» SOURCE EXTRACT:
************

Alternatively, red eyes can be detected after photo acquisition. Some photo-editing software makes use of red-eye removal tools which require considerable user interaction. To overcome this problem, different techniques have been proposed in literature (see [1, 2] for recent reviews in the field). Due to the growing interest of industry, many automatic algorithms, embedded on commercial software, have been patented in the last decade . The huge variety of approaches has permitted to explore different aspects of red-eyes identification and correction. The big challenge now is to obtain the best results with the minor number of visual errors.
In this paper, an advanced pipeline for red-eyes detection and correction is discussed. In the first stage, candidates rede-yes patches are extracted from the input image through an image filtering pipeline. This process is mainly based on a statistical color model technique coupled with geometrical constraints. In the second stage, a multimodal classifier, obtained by using clustering and boosting on gray codes features, is used to distinguish between true red-eyes patches versus other patches. Once the red eyes are detected, a correction technique based on desaturation and brightness reduction is employed to remove the red-eyes artifact. The proposed approach has been compared with respect to existing solutions on proper collected dataset, obtaining competitive results. One of the main contributions of the present work is to demonstrate that better results are achieved if the multimodally nature of candidates red-eyes as well as the spatial information during classification task are taken into account. To this aim, we have compared the proposed cluster-based boosting, to standard boosting in both cases, with and without considering spatial information.
The remainder of the paper is organized as follows. Section 2 gives an overview of related works. Section 3 provides details of the proposed red-eyes removal pipeline. Section 4 illustrates the experimental settings and the results obtained using the presented technique. Finally, Section 5 concludes this paper with avenues for further research.
2. Related Works
Several studies have considered the problem of automatic red-eyes removal. A pioneering technique for automatic red-eye reduction was proposed by Patti et al. . The technique uses a nonstandard luminance-chrominance representation to enhance the regions affected by the red-eye artifacts. After the detection of an interesting block, thresholding operation and a simple color replacement pipeline are employed to remove the red eyes.
Battiato et al.  have proposed to deal with the problem of red eye detection by using the bag-of-keypoints paradigm. It involves extraction of local image features, quantization of the feature space into a codebook through clustering, and extraction of codeword distribution histograms. An SVM classifier has been used to decide to which class each histogram, thus each patch, belongs.

************

» DATA SUPPLIED:
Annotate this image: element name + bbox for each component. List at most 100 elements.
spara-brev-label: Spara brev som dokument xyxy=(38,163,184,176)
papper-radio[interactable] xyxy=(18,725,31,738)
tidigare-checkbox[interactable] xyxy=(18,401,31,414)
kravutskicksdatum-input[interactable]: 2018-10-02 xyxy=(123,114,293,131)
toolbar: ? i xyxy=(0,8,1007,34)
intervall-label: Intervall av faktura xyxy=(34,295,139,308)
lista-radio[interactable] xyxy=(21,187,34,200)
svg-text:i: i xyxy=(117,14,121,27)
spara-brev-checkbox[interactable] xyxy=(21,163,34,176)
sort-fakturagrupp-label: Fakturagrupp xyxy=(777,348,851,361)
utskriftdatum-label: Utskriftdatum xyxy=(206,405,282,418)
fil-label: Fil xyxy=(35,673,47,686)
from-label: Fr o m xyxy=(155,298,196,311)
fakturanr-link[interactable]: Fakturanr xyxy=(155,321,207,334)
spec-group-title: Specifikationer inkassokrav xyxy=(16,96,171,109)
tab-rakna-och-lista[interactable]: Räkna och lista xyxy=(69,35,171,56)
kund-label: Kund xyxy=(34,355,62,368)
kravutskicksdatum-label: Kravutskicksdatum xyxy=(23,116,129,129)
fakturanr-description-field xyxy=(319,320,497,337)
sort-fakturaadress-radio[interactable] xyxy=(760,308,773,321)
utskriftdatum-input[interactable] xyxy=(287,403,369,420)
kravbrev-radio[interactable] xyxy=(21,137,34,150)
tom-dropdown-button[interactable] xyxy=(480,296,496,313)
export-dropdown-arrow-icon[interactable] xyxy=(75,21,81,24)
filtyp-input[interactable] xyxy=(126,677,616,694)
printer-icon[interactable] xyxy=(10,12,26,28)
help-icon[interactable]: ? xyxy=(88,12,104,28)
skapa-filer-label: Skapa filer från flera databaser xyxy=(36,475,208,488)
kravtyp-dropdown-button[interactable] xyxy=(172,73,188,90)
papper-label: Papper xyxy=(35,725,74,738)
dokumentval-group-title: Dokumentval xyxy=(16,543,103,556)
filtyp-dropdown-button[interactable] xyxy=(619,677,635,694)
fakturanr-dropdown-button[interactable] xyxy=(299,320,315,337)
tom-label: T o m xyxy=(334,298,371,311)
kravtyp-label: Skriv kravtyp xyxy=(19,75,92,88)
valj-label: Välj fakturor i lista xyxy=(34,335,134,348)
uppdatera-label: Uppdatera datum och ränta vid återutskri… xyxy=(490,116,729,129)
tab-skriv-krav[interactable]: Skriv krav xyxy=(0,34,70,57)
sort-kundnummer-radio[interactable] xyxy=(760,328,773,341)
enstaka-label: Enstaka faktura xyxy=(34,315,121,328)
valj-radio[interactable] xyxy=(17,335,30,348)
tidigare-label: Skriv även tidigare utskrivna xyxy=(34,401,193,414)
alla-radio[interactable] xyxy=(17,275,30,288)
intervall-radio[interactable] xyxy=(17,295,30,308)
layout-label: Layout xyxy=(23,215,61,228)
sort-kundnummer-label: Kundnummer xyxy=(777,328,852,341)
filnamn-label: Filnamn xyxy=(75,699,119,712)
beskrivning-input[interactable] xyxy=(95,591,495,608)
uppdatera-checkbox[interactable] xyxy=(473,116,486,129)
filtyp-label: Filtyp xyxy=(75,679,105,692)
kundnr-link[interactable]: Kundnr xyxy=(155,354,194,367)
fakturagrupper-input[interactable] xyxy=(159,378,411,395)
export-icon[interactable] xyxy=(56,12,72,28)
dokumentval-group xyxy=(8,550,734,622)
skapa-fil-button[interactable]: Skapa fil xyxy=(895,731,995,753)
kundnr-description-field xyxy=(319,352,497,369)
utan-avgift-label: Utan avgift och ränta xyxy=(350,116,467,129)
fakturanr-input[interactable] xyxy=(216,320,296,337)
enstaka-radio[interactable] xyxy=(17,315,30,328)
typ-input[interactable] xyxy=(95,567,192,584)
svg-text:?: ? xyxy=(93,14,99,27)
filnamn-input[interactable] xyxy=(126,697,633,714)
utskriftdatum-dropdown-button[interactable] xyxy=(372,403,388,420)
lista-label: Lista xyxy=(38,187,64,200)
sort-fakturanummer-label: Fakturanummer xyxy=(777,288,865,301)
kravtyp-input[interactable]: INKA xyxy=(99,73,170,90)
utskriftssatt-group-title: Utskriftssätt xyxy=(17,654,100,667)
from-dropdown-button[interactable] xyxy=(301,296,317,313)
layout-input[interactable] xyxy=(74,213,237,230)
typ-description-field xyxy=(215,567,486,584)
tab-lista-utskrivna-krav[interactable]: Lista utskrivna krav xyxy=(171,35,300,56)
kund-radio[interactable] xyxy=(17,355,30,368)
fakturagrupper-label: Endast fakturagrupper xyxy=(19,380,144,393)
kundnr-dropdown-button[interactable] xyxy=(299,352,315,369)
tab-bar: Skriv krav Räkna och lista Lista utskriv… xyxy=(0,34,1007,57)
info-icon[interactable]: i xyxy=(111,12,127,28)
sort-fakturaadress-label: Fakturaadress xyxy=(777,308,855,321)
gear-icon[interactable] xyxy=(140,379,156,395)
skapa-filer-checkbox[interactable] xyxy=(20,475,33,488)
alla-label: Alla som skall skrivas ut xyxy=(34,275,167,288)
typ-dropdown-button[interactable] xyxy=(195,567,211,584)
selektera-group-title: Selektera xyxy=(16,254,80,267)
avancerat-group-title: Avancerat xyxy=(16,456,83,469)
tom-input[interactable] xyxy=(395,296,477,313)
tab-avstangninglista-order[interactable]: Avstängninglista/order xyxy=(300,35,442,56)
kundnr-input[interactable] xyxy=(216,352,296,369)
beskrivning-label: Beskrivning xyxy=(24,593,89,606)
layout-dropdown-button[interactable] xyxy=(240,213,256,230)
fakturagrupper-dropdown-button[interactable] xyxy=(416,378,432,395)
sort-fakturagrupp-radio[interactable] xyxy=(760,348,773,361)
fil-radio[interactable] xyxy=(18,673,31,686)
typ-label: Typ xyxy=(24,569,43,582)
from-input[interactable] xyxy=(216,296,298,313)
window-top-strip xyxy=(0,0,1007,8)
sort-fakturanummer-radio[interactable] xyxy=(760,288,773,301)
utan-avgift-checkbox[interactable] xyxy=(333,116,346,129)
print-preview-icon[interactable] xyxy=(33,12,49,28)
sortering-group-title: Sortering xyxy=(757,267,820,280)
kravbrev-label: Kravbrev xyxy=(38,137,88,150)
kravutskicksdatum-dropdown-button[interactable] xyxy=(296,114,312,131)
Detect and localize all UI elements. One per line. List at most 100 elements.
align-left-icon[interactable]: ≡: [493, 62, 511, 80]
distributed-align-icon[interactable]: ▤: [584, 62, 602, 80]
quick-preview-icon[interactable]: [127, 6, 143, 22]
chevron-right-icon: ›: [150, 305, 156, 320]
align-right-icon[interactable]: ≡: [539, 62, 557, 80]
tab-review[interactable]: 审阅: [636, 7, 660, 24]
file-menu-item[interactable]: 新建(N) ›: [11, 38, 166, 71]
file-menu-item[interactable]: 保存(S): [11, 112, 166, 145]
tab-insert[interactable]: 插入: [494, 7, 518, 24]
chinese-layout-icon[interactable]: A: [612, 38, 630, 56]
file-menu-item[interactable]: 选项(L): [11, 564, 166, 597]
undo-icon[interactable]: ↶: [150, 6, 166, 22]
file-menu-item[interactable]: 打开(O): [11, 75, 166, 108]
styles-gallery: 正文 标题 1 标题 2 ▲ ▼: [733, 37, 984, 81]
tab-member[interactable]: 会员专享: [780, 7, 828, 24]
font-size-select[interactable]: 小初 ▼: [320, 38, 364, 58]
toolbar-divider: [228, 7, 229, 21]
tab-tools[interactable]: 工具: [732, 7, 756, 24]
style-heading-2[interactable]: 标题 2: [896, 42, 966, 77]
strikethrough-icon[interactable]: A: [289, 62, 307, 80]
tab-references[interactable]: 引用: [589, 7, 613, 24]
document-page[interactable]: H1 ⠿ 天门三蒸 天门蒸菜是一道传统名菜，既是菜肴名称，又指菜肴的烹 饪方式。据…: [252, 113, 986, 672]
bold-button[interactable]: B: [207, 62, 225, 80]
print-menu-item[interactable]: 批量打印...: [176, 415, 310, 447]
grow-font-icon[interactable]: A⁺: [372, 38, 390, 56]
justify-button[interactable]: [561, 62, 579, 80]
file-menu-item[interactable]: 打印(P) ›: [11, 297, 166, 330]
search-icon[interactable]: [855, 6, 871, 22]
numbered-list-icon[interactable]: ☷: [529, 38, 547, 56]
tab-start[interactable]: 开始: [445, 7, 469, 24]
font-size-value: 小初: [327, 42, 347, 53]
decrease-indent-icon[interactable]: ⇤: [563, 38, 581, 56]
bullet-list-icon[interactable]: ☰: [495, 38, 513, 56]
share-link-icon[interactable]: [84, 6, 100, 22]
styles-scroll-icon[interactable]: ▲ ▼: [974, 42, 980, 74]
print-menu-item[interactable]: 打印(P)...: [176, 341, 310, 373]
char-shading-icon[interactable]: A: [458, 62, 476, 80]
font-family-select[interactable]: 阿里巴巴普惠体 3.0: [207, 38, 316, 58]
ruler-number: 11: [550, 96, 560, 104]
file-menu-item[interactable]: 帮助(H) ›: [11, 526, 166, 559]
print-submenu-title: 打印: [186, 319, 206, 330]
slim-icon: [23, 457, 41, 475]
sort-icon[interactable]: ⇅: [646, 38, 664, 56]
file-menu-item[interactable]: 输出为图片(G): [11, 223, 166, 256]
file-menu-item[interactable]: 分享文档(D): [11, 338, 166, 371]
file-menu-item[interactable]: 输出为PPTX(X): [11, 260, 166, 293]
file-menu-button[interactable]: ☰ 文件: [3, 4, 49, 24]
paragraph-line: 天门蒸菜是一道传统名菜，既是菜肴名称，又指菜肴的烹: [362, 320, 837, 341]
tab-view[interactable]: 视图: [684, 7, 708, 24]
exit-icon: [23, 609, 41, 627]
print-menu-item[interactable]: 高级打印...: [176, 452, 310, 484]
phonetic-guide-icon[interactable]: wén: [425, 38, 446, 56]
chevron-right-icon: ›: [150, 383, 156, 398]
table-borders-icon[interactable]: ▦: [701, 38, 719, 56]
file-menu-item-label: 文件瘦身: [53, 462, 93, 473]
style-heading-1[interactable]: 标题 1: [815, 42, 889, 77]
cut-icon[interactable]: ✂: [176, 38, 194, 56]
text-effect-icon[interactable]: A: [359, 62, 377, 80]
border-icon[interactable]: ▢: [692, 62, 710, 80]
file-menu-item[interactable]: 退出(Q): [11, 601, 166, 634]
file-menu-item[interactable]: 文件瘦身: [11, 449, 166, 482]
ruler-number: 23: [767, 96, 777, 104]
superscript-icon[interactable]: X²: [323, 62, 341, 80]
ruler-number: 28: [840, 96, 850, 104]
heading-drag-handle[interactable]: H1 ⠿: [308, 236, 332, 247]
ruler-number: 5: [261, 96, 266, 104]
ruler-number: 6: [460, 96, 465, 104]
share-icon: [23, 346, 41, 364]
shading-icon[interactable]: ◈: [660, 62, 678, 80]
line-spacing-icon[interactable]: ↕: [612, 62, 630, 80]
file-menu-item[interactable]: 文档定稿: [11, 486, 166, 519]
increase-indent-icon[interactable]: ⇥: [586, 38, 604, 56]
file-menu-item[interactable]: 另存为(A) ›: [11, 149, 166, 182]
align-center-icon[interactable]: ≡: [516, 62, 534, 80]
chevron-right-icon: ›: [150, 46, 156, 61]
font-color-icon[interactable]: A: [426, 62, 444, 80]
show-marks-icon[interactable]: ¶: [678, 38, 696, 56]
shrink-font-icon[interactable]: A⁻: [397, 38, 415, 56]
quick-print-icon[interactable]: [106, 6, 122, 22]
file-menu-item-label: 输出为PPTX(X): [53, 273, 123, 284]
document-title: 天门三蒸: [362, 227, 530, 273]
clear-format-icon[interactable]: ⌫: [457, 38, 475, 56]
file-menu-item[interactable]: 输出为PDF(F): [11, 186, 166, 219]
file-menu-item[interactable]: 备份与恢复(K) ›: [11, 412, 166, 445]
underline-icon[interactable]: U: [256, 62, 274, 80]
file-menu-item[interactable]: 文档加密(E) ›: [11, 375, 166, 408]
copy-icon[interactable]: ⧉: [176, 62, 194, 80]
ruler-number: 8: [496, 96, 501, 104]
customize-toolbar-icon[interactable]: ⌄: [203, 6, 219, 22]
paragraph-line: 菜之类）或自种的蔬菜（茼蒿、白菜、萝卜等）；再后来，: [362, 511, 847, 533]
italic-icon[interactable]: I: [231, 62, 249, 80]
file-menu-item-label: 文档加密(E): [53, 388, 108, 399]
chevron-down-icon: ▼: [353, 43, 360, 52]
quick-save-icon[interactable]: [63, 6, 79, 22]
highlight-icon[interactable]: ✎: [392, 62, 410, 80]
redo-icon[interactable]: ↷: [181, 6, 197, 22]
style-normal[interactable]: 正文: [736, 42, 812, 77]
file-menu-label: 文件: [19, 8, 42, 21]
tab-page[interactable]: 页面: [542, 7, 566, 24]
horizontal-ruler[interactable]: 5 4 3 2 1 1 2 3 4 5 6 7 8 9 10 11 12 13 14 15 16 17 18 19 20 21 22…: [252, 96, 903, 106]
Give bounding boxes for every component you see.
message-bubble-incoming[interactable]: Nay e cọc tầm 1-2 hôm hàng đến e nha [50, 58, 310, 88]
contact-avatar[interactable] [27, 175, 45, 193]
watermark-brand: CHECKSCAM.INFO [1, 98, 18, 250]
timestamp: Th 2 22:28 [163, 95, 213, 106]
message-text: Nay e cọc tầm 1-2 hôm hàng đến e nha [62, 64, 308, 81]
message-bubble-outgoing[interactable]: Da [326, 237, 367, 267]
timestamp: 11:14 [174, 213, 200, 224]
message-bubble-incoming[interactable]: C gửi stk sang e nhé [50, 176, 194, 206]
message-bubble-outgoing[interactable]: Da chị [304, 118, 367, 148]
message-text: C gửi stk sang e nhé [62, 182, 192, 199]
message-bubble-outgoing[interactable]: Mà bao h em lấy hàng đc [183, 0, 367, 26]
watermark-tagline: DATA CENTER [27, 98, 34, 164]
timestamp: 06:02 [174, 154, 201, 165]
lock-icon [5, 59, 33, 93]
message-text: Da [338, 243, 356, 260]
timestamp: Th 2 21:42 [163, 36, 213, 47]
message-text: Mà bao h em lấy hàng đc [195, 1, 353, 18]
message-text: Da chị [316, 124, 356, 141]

************

» CHALLENGE 1: Reproduce everything in the red-eye excerpt from "The remainder of" down to "for further research.".
» CHALLENGE 2: In the red-eye excerpt, what is the correction technique used to remove the artifact once red eyes are detected based on?

» RIGHT ANSWER 1:
The remainder of the paper is organized as follows. Section 2 gives an overview of related works. Section 3 provides details of the proposed red-eyes removal pipeline. Section 4 illustrates the experimental settings and the results obtained using the presented technique. Finally, Section 5 concludes this paper with avenues for further research.

» RIGHT ANSWER 2: Desaturation and brightness reduction.